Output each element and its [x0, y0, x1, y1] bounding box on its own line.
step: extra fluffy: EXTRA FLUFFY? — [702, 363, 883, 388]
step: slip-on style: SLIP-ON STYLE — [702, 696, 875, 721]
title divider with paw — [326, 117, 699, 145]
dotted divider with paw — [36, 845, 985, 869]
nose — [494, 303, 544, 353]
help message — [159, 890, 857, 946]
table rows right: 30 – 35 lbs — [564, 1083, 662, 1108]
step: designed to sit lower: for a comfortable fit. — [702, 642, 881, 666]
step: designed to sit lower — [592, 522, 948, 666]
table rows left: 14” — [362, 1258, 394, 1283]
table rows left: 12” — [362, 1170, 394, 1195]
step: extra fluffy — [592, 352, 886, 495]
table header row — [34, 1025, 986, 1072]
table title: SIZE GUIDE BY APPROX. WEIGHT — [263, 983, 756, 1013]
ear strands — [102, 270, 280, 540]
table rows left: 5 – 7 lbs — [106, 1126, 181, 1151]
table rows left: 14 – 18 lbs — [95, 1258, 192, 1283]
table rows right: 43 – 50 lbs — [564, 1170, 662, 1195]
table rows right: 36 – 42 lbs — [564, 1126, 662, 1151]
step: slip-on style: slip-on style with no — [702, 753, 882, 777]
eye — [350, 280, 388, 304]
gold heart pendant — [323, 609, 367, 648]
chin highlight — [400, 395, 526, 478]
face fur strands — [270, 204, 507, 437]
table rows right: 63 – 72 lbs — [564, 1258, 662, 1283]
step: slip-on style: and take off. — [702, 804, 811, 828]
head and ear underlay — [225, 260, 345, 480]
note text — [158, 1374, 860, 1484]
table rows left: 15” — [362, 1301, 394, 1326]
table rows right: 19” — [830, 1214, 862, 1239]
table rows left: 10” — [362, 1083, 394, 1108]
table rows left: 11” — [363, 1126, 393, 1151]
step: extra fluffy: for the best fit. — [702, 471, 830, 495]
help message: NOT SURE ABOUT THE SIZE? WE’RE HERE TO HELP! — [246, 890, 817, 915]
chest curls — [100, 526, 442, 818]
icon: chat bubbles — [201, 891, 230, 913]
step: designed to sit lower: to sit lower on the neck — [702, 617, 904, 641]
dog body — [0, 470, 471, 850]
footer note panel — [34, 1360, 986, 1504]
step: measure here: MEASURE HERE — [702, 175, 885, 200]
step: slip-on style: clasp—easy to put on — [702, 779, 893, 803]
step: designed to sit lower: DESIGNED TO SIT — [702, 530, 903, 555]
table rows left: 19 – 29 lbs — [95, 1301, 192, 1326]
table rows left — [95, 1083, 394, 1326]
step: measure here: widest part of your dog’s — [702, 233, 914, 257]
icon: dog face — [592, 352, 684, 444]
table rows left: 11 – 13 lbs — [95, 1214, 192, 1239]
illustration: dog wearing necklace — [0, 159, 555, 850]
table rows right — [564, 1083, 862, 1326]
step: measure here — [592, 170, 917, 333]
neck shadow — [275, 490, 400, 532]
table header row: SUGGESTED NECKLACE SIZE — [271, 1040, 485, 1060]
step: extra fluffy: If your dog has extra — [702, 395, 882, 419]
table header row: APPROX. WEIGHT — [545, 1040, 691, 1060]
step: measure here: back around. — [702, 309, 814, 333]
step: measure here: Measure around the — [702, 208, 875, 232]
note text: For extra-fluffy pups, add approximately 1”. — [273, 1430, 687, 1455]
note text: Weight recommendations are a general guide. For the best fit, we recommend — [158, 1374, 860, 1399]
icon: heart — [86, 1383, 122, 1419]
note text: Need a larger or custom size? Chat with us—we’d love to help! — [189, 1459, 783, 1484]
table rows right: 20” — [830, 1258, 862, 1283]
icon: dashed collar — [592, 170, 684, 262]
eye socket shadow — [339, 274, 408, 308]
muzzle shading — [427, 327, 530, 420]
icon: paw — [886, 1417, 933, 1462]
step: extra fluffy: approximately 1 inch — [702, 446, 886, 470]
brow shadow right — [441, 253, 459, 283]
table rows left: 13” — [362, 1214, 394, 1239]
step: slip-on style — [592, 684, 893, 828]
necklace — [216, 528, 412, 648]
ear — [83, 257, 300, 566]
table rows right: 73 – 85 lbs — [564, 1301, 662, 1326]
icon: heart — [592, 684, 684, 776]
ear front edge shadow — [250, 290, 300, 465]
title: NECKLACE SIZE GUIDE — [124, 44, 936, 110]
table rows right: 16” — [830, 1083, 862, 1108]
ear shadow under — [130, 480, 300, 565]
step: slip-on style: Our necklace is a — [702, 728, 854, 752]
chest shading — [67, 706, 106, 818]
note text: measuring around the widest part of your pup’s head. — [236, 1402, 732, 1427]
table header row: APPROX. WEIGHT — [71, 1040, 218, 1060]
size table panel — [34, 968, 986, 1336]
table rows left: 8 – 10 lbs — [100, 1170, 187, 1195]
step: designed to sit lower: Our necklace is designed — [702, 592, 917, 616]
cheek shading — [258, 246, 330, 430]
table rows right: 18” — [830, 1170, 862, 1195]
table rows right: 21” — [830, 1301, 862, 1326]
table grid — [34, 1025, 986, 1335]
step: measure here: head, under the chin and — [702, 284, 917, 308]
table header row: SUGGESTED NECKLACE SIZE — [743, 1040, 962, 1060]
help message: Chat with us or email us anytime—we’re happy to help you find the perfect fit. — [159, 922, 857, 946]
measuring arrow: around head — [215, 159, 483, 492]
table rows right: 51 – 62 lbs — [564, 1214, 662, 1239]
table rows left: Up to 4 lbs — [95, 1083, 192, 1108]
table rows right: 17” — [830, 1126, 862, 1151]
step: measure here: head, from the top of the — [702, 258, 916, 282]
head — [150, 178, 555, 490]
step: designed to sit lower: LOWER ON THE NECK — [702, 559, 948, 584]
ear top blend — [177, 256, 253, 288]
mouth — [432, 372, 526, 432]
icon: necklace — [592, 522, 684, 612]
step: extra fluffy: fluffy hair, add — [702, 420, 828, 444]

======

- Exercise description:
Convert the listing above into a numbered list with one line per item, leaving out any blank lines.

- Solution to the problem:
1. Output each element and its [x0, y0, x1, y1] bounding box on its own line.
2. step: extra fluffy: EXTRA FLUFFY? — [702, 363, 883, 388]
3. step: slip-on style: SLIP-ON STYLE — [702, 696, 875, 721]
4. title divider with paw — [326, 117, 699, 145]
5. dotted divider with paw — [36, 845, 985, 869]
6. nose — [494, 303, 544, 353]
7. help message — [159, 890, 857, 946]
8. table rows right: 30 – 35 lbs — [564, 1083, 662, 1108]
9. step: designed to sit lower: for a comfortable fit. — [702, 642, 881, 666]
10. step: designed to sit lower — [592, 522, 948, 666]
11. table rows left: 14” — [362, 1258, 394, 1283]
12. table rows left: 12” — [362, 1170, 394, 1195]
13. step: extra fluffy — [592, 352, 886, 495]
14. table header row — [34, 1025, 986, 1072]
15. table title: SIZE GUIDE BY APPROX. WEIGHT — [263, 983, 756, 1013]
16. ear strands — [102, 270, 280, 540]
17. table rows left: 5 – 7 lbs — [106, 1126, 181, 1151]
18. table rows left: 14 – 18 lbs — [95, 1258, 192, 1283]
19. table rows right: 43 – 50 lbs — [564, 1170, 662, 1195]
20. table rows right: 36 – 42 lbs — [564, 1126, 662, 1151]
21. step: slip-on style: slip-on style with no — [702, 753, 882, 777]
22. eye — [350, 280, 388, 304]
23. gold heart pendant — [323, 609, 367, 648]
24. chin highlight — [400, 395, 526, 478]
25. face fur strands — [270, 204, 507, 437]
26. table rows right: 63 – 72 lbs — [564, 1258, 662, 1283]
27. step: slip-on style: and take off. — [702, 804, 811, 828]
28. head and ear underlay — [225, 260, 345, 480]
29. note text — [158, 1374, 860, 1484]
30. table rows left: 15” — [362, 1301, 394, 1326]
31. table rows right: 19” — [830, 1214, 862, 1239]
32. table rows left: 10” — [362, 1083, 394, 1108]
33. table rows left: 11” — [363, 1126, 393, 1151]
34. step: extra fluffy: for the best fit. — [702, 471, 830, 495]
35. help message: NOT SURE ABOUT THE SIZE? WE’RE HERE TO HELP! — [246, 890, 817, 915]
36. chest curls — [100, 526, 442, 818]
37. icon: chat bubbles — [201, 891, 230, 913]
38. step: designed to sit lower: to sit lower on the neck — [702, 617, 904, 641]
39. dog body — [0, 470, 471, 850]
40. footer note panel — [34, 1360, 986, 1504]
41. step: measure here: MEASURE HERE — [702, 175, 885, 200]
42. step: slip-on style: clasp—easy to put on — [702, 779, 893, 803]
43. step: designed to sit lower: DESIGNED TO SIT — [702, 530, 903, 555]
44. table rows left: 19 – 29 lbs — [95, 1301, 192, 1326]
45. table rows left — [95, 1083, 394, 1326]
46. step: measure here: widest part of your dog’s — [702, 233, 914, 257]
47. icon: dog face — [592, 352, 684, 444]
48. table rows left: 11 – 13 lbs — [95, 1214, 192, 1239]
49. illustration: dog wearing necklace — [0, 159, 555, 850]
50. table rows right — [564, 1083, 862, 1326]
51. step: measure here — [592, 170, 917, 333]
52. neck shadow — [275, 490, 400, 532]
53. table header row: SUGGESTED NECKLACE SIZE — [271, 1040, 485, 1060]
54. step: extra fluffy: If your dog has extra — [702, 395, 882, 419]
55. table header row: APPROX. WEIGHT — [545, 1040, 691, 1060]
56. step: measure here: back around. — [702, 309, 814, 333]
57. step: measure here: Measure around the — [702, 208, 875, 232]
58. note text: For extra-fluffy pups, add approximately 1”. — [273, 1430, 687, 1455]
59. note text: Weight recommendations are a general guide. For the best fit, we recommend — [158, 1374, 860, 1399]
60. icon: heart — [86, 1383, 122, 1419]
61. note text: Need a larger or custom size? Chat with us—we’d love to help! — [189, 1459, 783, 1484]
62. table rows right: 20” — [830, 1258, 862, 1283]
63. icon: dashed collar — [592, 170, 684, 262]
64. eye socket shadow — [339, 274, 408, 308]
65. muzzle shading — [427, 327, 530, 420]
66. icon: paw — [886, 1417, 933, 1462]
67. step: extra fluffy: approximately 1 inch — [702, 446, 886, 470]
68. brow shadow right — [441, 253, 459, 283]
69. table rows left: 13” — [362, 1214, 394, 1239]
70. step: slip-on style — [592, 684, 893, 828]
71. necklace — [216, 528, 412, 648]
72. ear — [83, 257, 300, 566]
73. table rows right: 73 – 85 lbs — [564, 1301, 662, 1326]
74. icon: heart — [592, 684, 684, 776]
75. ear front edge shadow — [250, 290, 300, 465]
76. title: NECKLACE SIZE GUIDE — [124, 44, 936, 110]
77. table rows right: 16” — [830, 1083, 862, 1108]
78. ear shadow under — [130, 480, 300, 565]
79. step: slip-on style: Our necklace is a — [702, 728, 854, 752]
80. chest shading — [67, 706, 106, 818]
81. note text: measuring around the widest part of your pup’s head. — [236, 1402, 732, 1427]
82. table header row: APPROX. WEIGHT — [71, 1040, 218, 1060]
83. size table panel — [34, 968, 986, 1336]
84. table rows left: 8 – 10 lbs — [100, 1170, 187, 1195]
85. step: designed to sit lower: Our necklace is designed — [702, 592, 917, 616]
86. cheek shading — [258, 246, 330, 430]
87. table rows right: 18” — [830, 1170, 862, 1195]
88. table rows right: 21” — [830, 1301, 862, 1326]
89. table grid — [34, 1025, 986, 1335]
90. step: measure here: head, under the chin and — [702, 284, 917, 308]
91. table header row: SUGGESTED NECKLACE SIZE — [743, 1040, 962, 1060]
92. help message: Chat with us or email us anytime—we’re happy to help you find the perfect fit. — [159, 922, 857, 946]
93. measuring arrow: around head — [215, 159, 483, 492]
94. table rows right: 51 – 62 lbs — [564, 1214, 662, 1239]
95. table rows left: Up to 4 lbs — [95, 1083, 192, 1108]
96. table rows right: 17” — [830, 1126, 862, 1151]
97. step: measure here: head, from the top of the — [702, 258, 916, 282]
98. head — [150, 178, 555, 490]
99. step: designed to sit lower: LOWER ON THE NECK — [702, 559, 948, 584]
100. ear top blend — [177, 256, 253, 288]
101. mouth — [432, 372, 526, 432]
102. icon: necklace — [592, 522, 684, 612]
103. step: extra fluffy: fluffy hair, add — [702, 420, 828, 444]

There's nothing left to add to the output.